Written exercise →
Every entry that follows should be repeated exactly; drop the images.

Excerpted data →
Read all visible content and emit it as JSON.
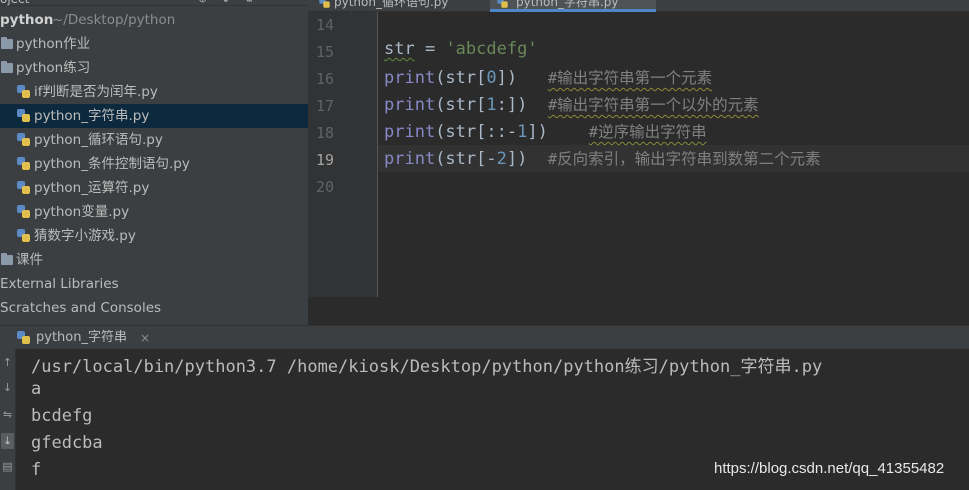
{
  "project_panel": {
    "header": {
      "title": "oject",
      "icons": [
        "crosshair-icon",
        "collapse-icon",
        "gear-icon"
      ]
    },
    "root": {
      "name": "python",
      "path": "~/Desktop/python"
    },
    "items": [
      {
        "label": "python作业",
        "type": "folder"
      },
      {
        "label": "python练习",
        "type": "folder"
      },
      {
        "label": "if判断是否为闰年.py",
        "type": "file"
      },
      {
        "label": "python_字符串.py",
        "type": "file",
        "selected": true
      },
      {
        "label": "python_循环语句.py",
        "type": "file"
      },
      {
        "label": "python_条件控制语句.py",
        "type": "file"
      },
      {
        "label": "python_运算符.py",
        "type": "file"
      },
      {
        "label": "python变量.py",
        "type": "file"
      },
      {
        "label": "猜数字小游戏.py",
        "type": "file"
      },
      {
        "label": "课件",
        "type": "folder"
      },
      {
        "label": "External Libraries",
        "type": "library"
      },
      {
        "label": "Scratches and Consoles",
        "type": "scratches"
      }
    ]
  },
  "editor_tabs": [
    {
      "label": "python_循环语句.py",
      "active": false
    },
    {
      "label": "python_字符串.py",
      "active": true
    }
  ],
  "editor": {
    "line_numbers": [
      "14",
      "15",
      "16",
      "17",
      "18",
      "19",
      "20"
    ],
    "current_line": "19",
    "lines": {
      "l15": {
        "var": "str",
        "eq": " = ",
        "str": "'abcdefg'"
      },
      "l16": {
        "fn": "print",
        "a": "(str[",
        "n": "0",
        "b": "])",
        "gap": "   ",
        "comment": "#输出字符串第一个元素"
      },
      "l17": {
        "fn": "print",
        "a": "(str[",
        "n": "1",
        "b": ":])",
        "gap": "  ",
        "comment": "#输出字符串第一个以外的元素"
      },
      "l18": {
        "fn": "print",
        "a": "(str[::-",
        "n": "1",
        "b": "])",
        "gap": "    ",
        "comment": "#逆序输出字符串"
      },
      "l19": {
        "fn": "print",
        "a": "(str[-",
        "n": "2",
        "b": "])",
        "gap": "  ",
        "comment": "#反向索引，输出字符串到数第二个元素"
      }
    }
  },
  "run_panel": {
    "tab": {
      "label": "python_字符串",
      "close": "×"
    },
    "side_icons": [
      "up-arrow-icon",
      "down-arrow-icon",
      "soft-wrap-icon",
      "scroll-to-end-icon",
      "print-icon"
    ],
    "output": [
      "/usr/local/bin/python3.7 /home/kiosk/Desktop/python/python练习/python_字符串.py",
      "a",
      "bcdefg",
      "gfedcba",
      "f"
    ]
  },
  "watermark": "https://blog.csdn.net/qq_41355482"
}
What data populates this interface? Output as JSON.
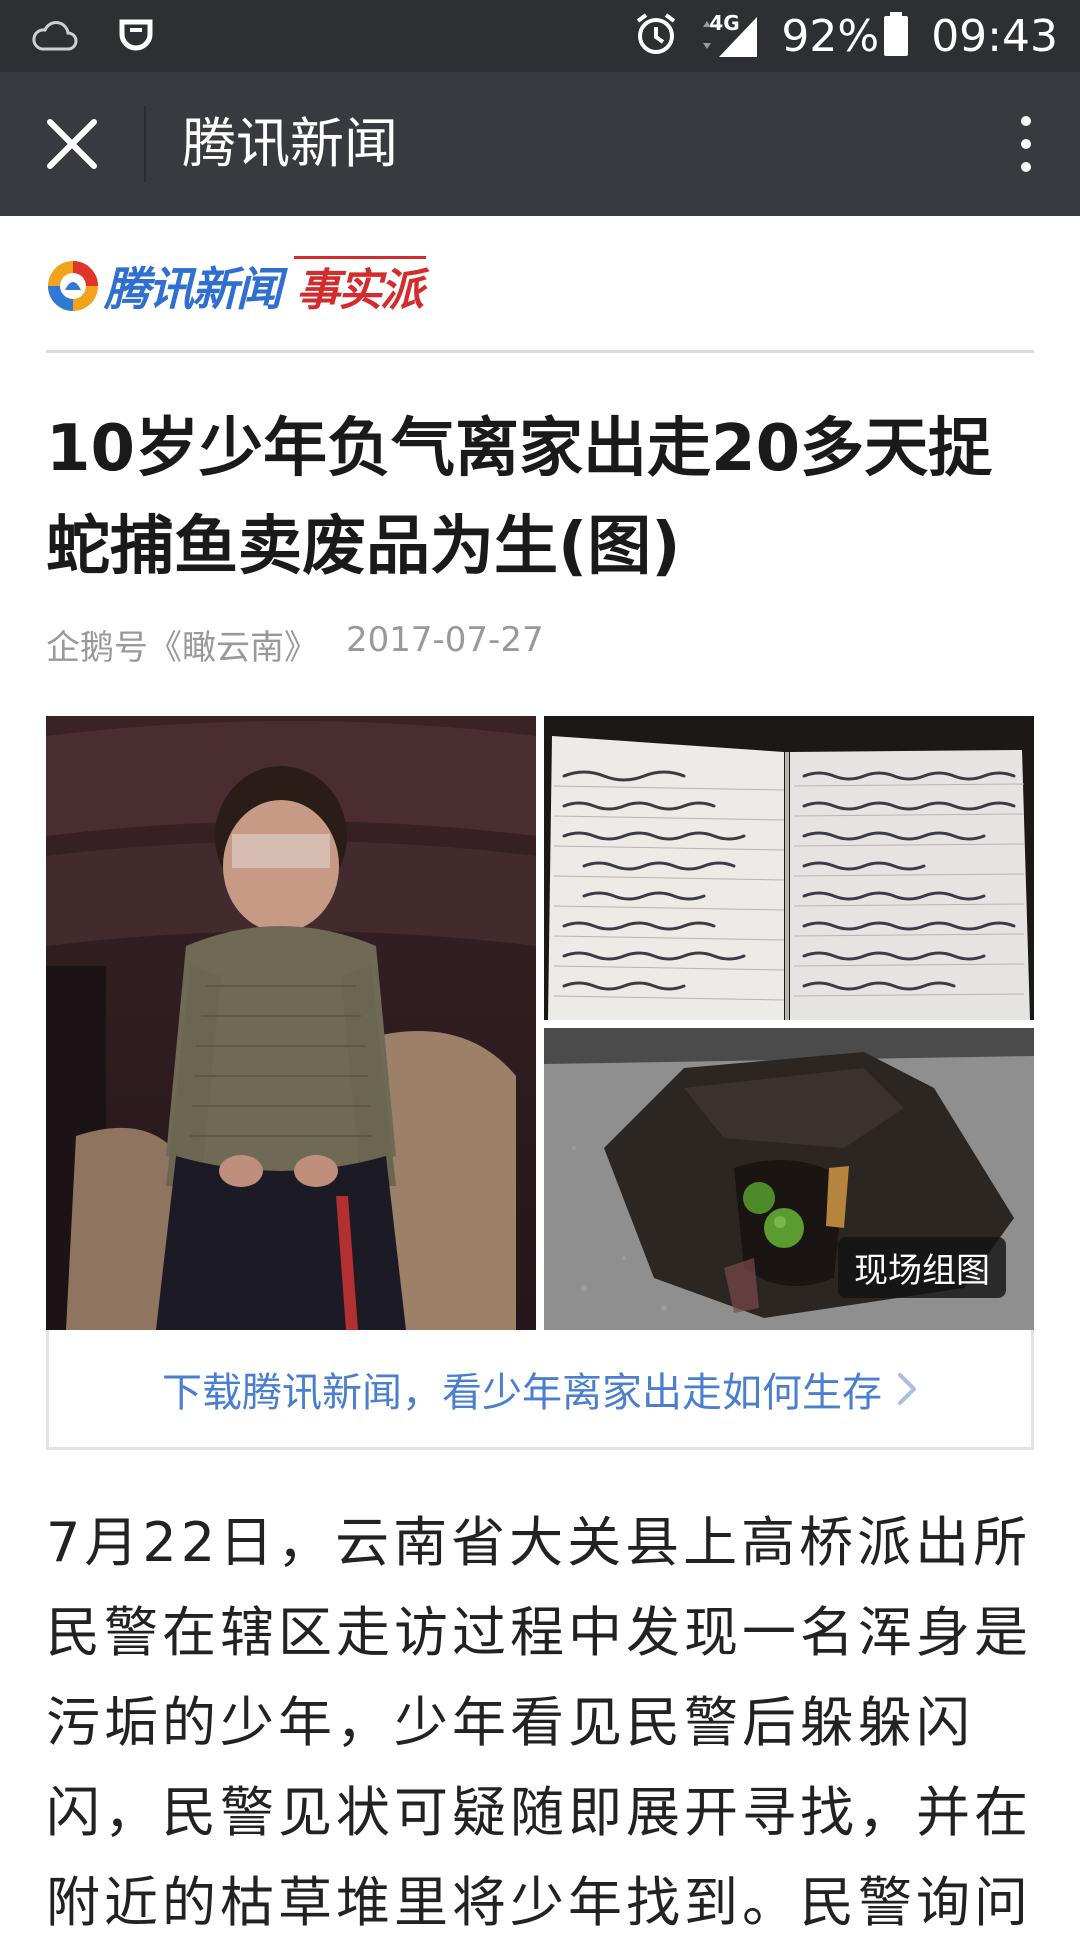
{
  "status_bar": {
    "battery_text": "92%",
    "time": "09:43",
    "network": "4G",
    "icons": [
      "weather-cloud-icon",
      "app-notification-icon",
      "alarm-icon",
      "signal-icon",
      "battery-icon"
    ]
  },
  "nav": {
    "title": "腾讯新闻",
    "close_icon": "close-icon",
    "more_icon": "more-vertical-icon"
  },
  "article": {
    "logo_text": "腾讯新闻",
    "logo_sub": "事实派",
    "headline": "10岁少年负气离家出走20多天捉蛇捕鱼卖废品为生(图)",
    "source": "企鹅号《瞰云南》",
    "date": "2017-07-27",
    "photo_caption": "现场组图",
    "download_banner": "下载腾讯新闻，看少年离家出走如何生存",
    "body": "7月22日，云南省大关县上高桥派出所民警在辖区走访过程中发现一名浑身是污垢的少年，少年看见民警后躲躲闪闪，民警见状可疑随即展开寻找，并在附近的枯草堆里将少年找到。民警询问"
  },
  "colors": {
    "status_bar_bg": "#2e2f33",
    "nav_bg": "#393a3f",
    "link_blue": "#4a7fcf",
    "logo_blue": "#2f6fd0",
    "logo_red": "#d42c2c"
  }
}
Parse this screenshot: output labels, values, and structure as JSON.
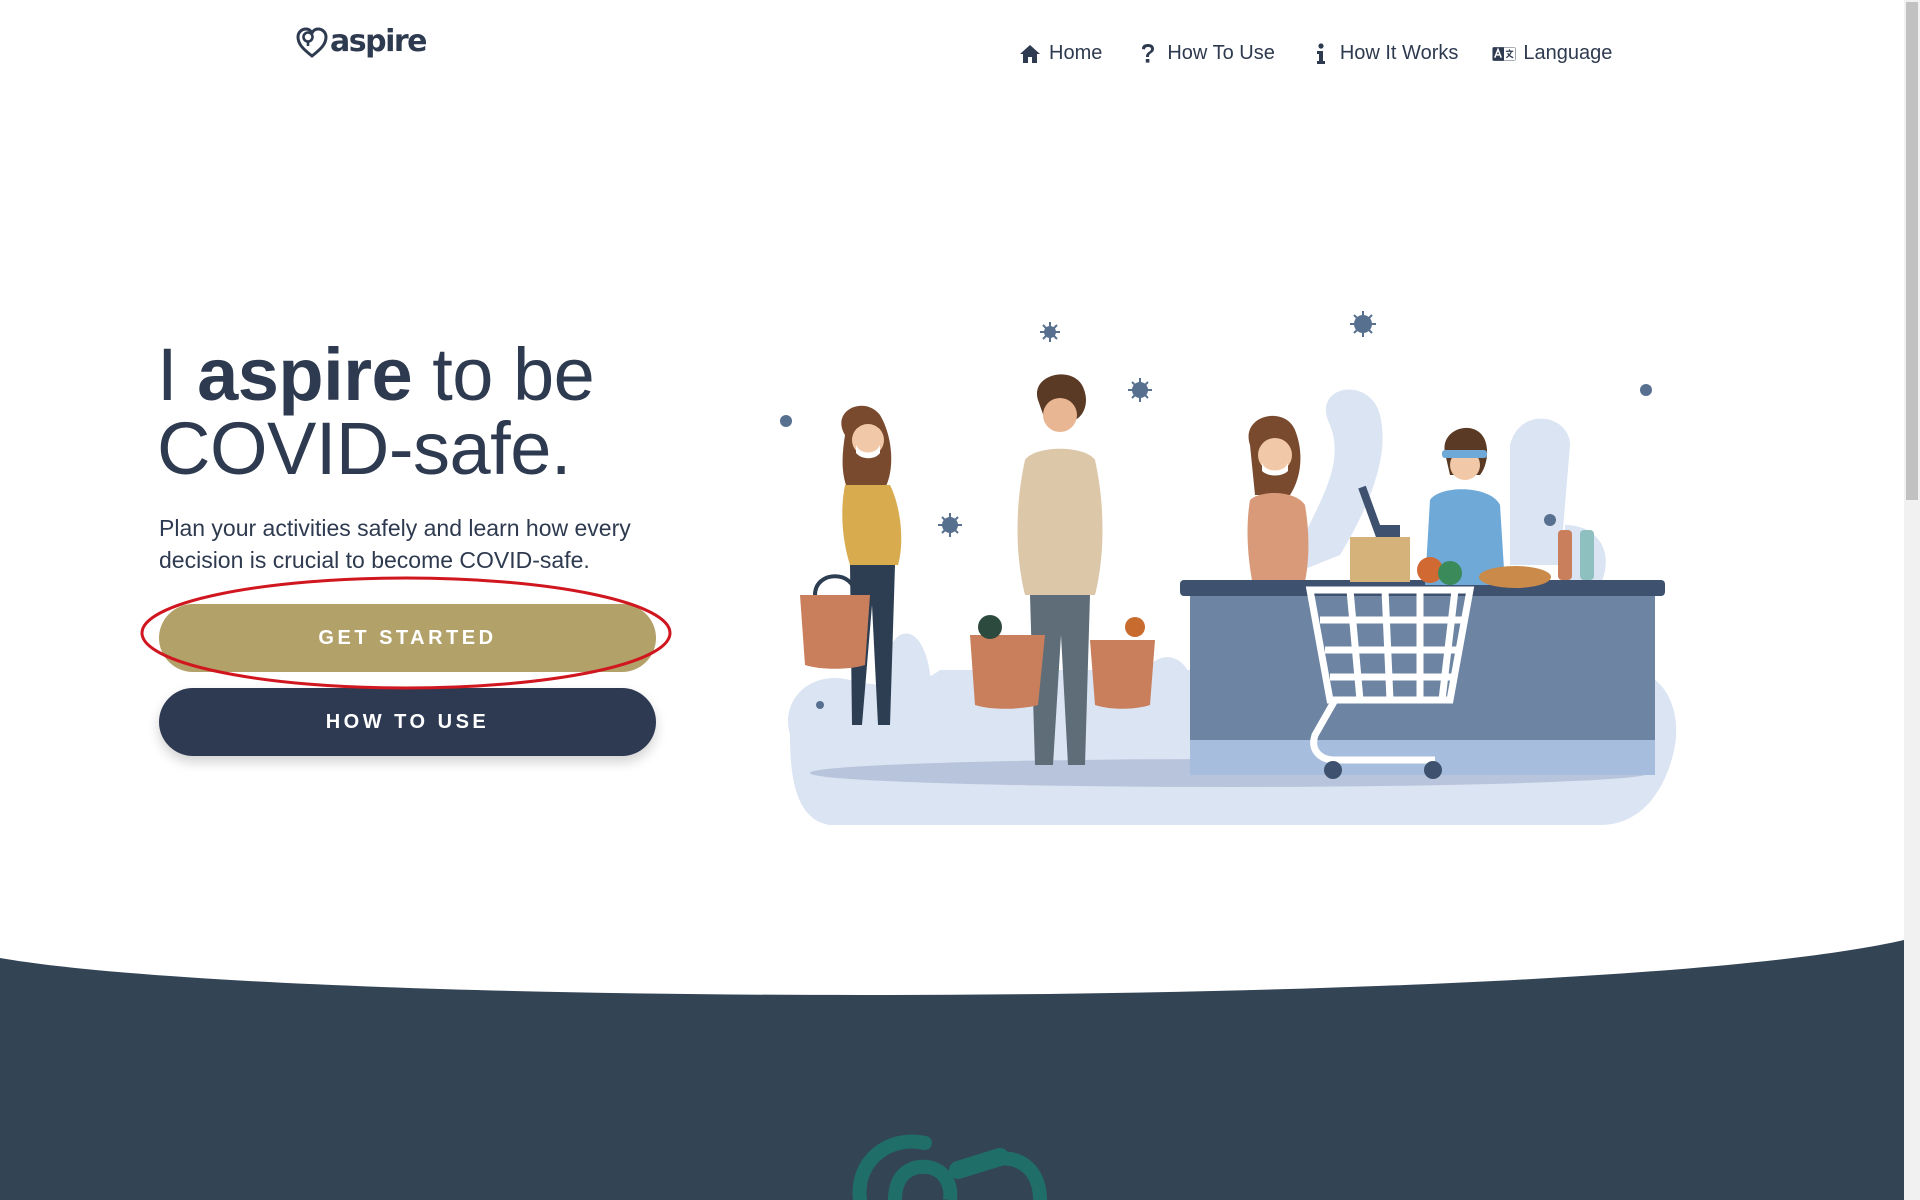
{
  "brand": {
    "name": "aspire",
    "logo_icon": "heart-pin-icon"
  },
  "nav": {
    "items": [
      {
        "label": "Home",
        "icon": "home-icon"
      },
      {
        "label": "How To Use",
        "icon": "question-icon"
      },
      {
        "label": "How It Works",
        "icon": "info-icon"
      },
      {
        "label": "Language",
        "icon": "language-icon"
      }
    ]
  },
  "hero": {
    "title_line1_prefix": "I ",
    "title_line1_bold": "aspire",
    "title_line1_suffix": " to be",
    "title_line2": "COVID-safe.",
    "subtitle": "Plan your activities safely and learn how every decision is crucial to become COVID-safe.",
    "primary_button": "GET STARTED",
    "secondary_button": "HOW TO USE"
  },
  "colors": {
    "text": "#2e3a4f",
    "primary_button": "#b2a168",
    "secondary_button": "#2e3a52",
    "bottom_band": "#334455",
    "annotation": "#d0161f",
    "illustration_blob": "#dbe4f3"
  }
}
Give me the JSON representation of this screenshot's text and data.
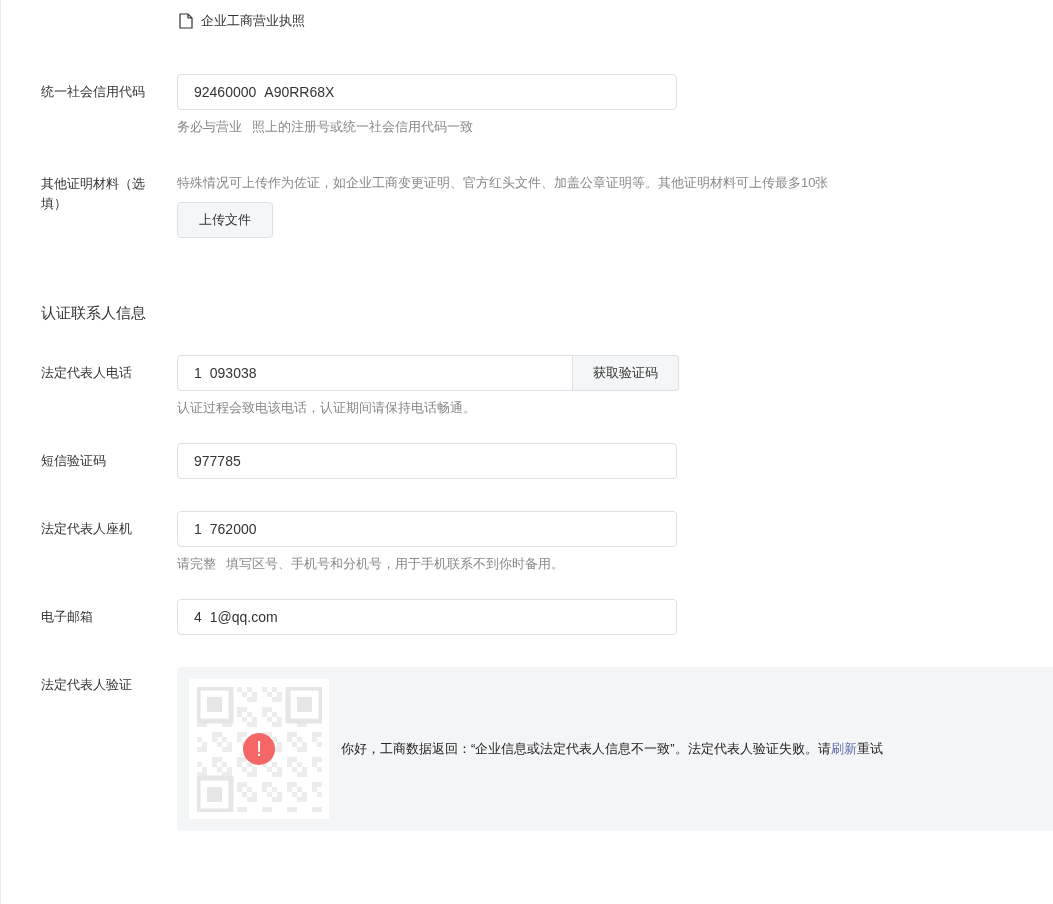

Written solution →
Read all visible content and emit it as JSON.
{
  "project_panel": {
    "header": {
      "title": "oject",
      "icons": [
        "crosshair-icon",
        "collapse-icon",
        "gear-icon"
      ]
    },
    "root": {
      "name": "python",
      "path": "~/Desktop/python"
    },
    "items": [
      {
        "label": "python作业",
        "type": "folder"
      },
      {
        "label": "python练习",
        "type": "folder"
      },
      {
        "label": "if判断是否为闰年.py",
        "type": "file"
      },
      {
        "label": "python_字符串.py",
        "type": "file",
        "selected": true
      },
      {
        "label": "python_循环语句.py",
        "type": "file"
      },
      {
        "label": "python_条件控制语句.py",
        "type": "file"
      },
      {
        "label": "python_运算符.py",
        "type": "file"
      },
      {
        "label": "python变量.py",
        "type": "file"
      },
      {
        "label": "猜数字小游戏.py",
        "type": "file"
      },
      {
        "label": "课件",
        "type": "folder"
      },
      {
        "label": "External Libraries",
        "type": "library"
      },
      {
        "label": "Scratches and Consoles",
        "type": "scratches"
      }
    ]
  },
  "editor_tabs": [
    {
      "label": "python_循环语句.py",
      "active": false
    },
    {
      "label": "python_字符串.py",
      "active": true
    }
  ],
  "editor": {
    "line_numbers": [
      "14",
      "15",
      "16",
      "17",
      "18",
      "19",
      "20"
    ],
    "current_line": "19",
    "lines": {
      "l15": {
        "var": "str",
        "eq": " = ",
        "str": "'abcdefg'"
      },
      "l16": {
        "fn": "print",
        "a": "(str[",
        "n": "0",
        "b": "])",
        "gap": "   ",
        "comment": "#输出字符串第一个元素"
      },
      "l17": {
        "fn": "print",
        "a": "(str[",
        "n": "1",
        "b": ":])",
        "gap": "  ",
        "comment": "#输出字符串第一个以外的元素"
      },
      "l18": {
        "fn": "print",
        "a": "(str[::-",
        "n": "1",
        "b": "])",
        "gap": "    ",
        "comment": "#逆序输出字符串"
      },
      "l19": {
        "fn": "print",
        "a": "(str[-",
        "n": "2",
        "b": "])",
        "gap": "  ",
        "comment": "#反向索引，输出字符串到数第二个元素"
      }
    }
  },
  "run_panel": {
    "tab": {
      "label": "python_字符串",
      "close": "×"
    },
    "side_icons": [
      "up-arrow-icon",
      "down-arrow-icon",
      "soft-wrap-icon",
      "scroll-to-end-icon",
      "print-icon"
    ],
    "output": [
      "/usr/local/bin/python3.7 /home/kiosk/Desktop/python/python练习/python_字符串.py",
      "a",
      "bcdefg",
      "gfedcba",
      "f"
    ]
  },
  "watermark": "https://blog.csdn.net/qq_41355482"
}
What data populates this interface? Output as JSON.
{
  "status_bar": {
    "battery_text": "92%",
    "time": "09:43",
    "network": "4G",
    "icons": [
      "weather-cloud-icon",
      "app-notification-icon",
      "alarm-icon",
      "signal-icon",
      "battery-icon"
    ]
  },
  "nav": {
    "title": "腾讯新闻",
    "close_icon": "close-icon",
    "more_icon": "more-vertical-icon"
  },
  "article": {
    "logo_text": "腾讯新闻",
    "logo_sub": "事实派",
    "headline": "10岁少年负气离家出走20多天捉蛇捕鱼卖废品为生(图)",
    "source": "企鹅号《瞰云南》",
    "date": "2017-07-27",
    "photo_caption": "现场组图",
    "download_banner": "下载腾讯新闻，看少年离家出走如何生存",
    "body": "7月22日，云南省大关县上高桥派出所民警在辖区走访过程中发现一名浑身是污垢的少年，少年看见民警后躲躲闪闪，民警见状可疑随即展开寻找，并在附近的枯草堆里将少年找到。民警询问"
  },
  "colors": {
    "status_bar_bg": "#2e2f33",
    "nav_bg": "#393a3f",
    "link_blue": "#4a7fcf",
    "logo_blue": "#2f6fd0",
    "logo_red": "#d42c2c"
  }
}
Parse this screenshot: output labels, values, and structure as JSON.
{
  "brand": {
    "name": "aspire",
    "logo_icon": "heart-pin-icon"
  },
  "nav": {
    "items": [
      {
        "label": "Home",
        "icon": "home-icon"
      },
      {
        "label": "How To Use",
        "icon": "question-icon"
      },
      {
        "label": "How It Works",
        "icon": "info-icon"
      },
      {
        "label": "Language",
        "icon": "language-icon"
      }
    ]
  },
  "hero": {
    "title_line1_prefix": "I ",
    "title_line1_bold": "aspire",
    "title_line1_suffix": " to be",
    "title_line2": "COVID-safe.",
    "subtitle": "Plan your activities safely and learn how every decision is crucial to become COVID-safe.",
    "primary_button": "GET STARTED",
    "secondary_button": "HOW TO USE"
  },
  "colors": {
    "text": "#2e3a4f",
    "primary_button": "#b2a168",
    "secondary_button": "#2e3a52",
    "bottom_band": "#334455",
    "annotation": "#d0161f",
    "illustration_blob": "#dbe4f3"
  }
}
Give me the JSON representation of this screenshot's text and data.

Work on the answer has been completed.